## [AVAILABLE RECORDS]

-- -- --

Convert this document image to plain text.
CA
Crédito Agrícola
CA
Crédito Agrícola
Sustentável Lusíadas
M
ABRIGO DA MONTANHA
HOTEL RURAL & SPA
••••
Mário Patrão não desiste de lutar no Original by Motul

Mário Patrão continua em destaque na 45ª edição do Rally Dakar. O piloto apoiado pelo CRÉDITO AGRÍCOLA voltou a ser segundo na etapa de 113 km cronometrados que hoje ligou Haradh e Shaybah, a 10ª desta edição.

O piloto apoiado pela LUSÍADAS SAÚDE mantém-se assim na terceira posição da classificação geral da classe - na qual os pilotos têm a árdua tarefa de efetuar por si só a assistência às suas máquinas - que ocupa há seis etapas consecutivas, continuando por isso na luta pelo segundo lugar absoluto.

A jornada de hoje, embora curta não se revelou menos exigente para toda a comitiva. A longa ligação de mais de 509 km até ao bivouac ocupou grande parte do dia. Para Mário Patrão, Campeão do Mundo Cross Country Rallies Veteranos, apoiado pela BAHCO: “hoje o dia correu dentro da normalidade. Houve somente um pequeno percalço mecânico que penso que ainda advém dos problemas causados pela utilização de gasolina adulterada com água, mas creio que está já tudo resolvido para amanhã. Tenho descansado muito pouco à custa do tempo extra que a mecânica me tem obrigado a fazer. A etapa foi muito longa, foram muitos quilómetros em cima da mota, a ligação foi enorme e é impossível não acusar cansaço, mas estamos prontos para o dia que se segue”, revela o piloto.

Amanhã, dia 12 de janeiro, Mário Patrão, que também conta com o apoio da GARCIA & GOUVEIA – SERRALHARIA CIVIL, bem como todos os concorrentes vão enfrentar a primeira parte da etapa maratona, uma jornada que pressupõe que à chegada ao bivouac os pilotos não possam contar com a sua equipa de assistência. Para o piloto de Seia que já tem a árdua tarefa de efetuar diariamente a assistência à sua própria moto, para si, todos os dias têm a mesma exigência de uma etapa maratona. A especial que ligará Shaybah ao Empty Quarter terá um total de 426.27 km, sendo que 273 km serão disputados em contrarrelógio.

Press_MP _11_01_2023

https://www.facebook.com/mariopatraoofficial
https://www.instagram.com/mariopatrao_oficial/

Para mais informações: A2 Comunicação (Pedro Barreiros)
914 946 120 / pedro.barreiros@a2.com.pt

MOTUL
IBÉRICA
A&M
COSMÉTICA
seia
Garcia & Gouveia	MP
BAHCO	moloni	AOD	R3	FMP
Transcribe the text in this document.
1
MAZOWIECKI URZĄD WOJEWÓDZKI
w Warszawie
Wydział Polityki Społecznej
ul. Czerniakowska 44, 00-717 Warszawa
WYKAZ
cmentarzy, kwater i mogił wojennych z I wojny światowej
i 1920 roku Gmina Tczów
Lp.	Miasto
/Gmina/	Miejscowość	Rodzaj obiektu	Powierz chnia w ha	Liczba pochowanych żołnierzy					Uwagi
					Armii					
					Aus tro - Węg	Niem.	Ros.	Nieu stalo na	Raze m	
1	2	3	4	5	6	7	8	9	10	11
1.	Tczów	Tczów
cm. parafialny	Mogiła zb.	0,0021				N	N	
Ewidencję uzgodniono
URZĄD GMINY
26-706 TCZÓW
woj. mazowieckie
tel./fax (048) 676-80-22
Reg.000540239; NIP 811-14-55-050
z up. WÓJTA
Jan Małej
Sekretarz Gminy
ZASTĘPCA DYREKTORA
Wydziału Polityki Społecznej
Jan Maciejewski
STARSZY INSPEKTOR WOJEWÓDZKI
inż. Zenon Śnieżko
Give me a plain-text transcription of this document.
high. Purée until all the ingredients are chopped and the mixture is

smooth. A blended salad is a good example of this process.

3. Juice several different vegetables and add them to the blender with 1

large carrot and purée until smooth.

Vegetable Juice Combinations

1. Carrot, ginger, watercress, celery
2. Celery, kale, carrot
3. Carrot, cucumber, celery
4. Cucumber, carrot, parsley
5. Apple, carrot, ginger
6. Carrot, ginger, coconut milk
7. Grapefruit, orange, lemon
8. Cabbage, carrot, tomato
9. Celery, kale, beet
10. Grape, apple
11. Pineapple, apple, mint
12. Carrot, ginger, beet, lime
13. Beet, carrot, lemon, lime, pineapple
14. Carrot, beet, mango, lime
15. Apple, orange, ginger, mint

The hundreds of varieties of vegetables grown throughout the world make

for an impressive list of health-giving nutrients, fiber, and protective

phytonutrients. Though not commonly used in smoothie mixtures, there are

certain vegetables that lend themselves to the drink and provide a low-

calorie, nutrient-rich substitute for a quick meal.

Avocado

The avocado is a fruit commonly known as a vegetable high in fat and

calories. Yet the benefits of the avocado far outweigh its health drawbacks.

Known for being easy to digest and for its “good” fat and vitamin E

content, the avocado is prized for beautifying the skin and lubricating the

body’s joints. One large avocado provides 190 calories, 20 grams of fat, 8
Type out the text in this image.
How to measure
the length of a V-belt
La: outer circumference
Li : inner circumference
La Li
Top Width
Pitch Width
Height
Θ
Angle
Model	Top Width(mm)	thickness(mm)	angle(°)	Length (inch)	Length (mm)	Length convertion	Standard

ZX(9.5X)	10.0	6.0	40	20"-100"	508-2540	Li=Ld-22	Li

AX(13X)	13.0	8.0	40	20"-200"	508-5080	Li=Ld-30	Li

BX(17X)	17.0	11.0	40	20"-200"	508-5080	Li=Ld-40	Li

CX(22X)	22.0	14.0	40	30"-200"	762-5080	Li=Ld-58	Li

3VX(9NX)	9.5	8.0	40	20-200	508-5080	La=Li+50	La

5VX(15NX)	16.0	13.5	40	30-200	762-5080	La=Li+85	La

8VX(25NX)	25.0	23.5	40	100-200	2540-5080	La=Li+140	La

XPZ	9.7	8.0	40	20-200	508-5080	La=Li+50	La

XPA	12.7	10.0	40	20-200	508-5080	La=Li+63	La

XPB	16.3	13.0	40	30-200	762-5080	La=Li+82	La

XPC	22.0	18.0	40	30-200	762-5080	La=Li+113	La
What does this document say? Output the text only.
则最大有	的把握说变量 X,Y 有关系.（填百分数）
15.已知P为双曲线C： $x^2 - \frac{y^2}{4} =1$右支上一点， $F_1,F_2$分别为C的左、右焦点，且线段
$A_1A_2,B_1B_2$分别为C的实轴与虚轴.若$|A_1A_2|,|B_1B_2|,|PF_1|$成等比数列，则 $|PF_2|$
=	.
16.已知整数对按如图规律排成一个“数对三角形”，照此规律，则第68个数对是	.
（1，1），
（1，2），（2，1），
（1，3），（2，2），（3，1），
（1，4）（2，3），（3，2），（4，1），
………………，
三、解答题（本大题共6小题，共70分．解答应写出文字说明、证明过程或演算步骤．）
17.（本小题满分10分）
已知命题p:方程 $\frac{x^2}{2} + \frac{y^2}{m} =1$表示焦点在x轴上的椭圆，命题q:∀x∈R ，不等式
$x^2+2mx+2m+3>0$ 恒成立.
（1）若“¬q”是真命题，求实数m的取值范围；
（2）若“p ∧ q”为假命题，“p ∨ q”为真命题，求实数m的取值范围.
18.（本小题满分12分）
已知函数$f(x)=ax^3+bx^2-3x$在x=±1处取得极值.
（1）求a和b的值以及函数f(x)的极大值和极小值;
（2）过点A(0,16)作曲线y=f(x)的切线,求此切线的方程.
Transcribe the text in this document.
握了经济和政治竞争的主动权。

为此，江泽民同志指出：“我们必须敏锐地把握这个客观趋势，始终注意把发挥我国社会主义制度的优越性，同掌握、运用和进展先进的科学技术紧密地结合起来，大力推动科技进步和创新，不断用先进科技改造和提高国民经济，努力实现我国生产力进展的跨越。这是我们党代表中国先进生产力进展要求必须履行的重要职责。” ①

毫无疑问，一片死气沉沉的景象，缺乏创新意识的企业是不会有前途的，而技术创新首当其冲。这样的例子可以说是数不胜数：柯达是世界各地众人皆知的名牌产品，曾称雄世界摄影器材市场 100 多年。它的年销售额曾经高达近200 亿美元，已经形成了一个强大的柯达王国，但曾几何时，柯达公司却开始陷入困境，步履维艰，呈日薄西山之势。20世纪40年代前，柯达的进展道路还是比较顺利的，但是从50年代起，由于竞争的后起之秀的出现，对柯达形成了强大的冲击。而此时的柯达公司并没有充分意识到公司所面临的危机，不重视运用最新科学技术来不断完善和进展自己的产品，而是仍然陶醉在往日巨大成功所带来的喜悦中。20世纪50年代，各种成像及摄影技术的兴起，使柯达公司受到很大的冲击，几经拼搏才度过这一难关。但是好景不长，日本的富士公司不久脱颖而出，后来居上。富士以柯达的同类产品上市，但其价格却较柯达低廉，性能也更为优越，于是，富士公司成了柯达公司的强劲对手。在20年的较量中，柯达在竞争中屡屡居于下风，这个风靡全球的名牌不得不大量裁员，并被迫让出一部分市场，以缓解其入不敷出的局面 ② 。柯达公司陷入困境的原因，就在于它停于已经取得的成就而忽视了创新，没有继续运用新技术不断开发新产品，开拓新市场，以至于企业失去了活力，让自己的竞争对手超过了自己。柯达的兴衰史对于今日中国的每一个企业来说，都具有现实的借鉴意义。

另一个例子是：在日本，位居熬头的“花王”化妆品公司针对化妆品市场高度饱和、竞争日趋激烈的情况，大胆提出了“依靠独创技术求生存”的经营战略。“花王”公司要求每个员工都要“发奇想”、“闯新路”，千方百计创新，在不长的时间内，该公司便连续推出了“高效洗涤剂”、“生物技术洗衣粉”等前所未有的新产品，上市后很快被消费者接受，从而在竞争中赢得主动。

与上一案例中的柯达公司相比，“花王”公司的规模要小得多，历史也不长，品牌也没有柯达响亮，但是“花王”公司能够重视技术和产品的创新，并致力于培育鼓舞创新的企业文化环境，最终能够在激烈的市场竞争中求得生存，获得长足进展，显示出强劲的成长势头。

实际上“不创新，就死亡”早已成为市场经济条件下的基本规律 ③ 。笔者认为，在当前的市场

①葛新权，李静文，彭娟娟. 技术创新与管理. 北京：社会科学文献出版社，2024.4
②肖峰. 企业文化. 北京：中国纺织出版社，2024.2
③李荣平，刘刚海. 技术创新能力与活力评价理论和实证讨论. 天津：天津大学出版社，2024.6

-- -- --

State how many lines hold the word "Shaybah". The number is the whole answer.

## [COMPLETE RESPONSE]
2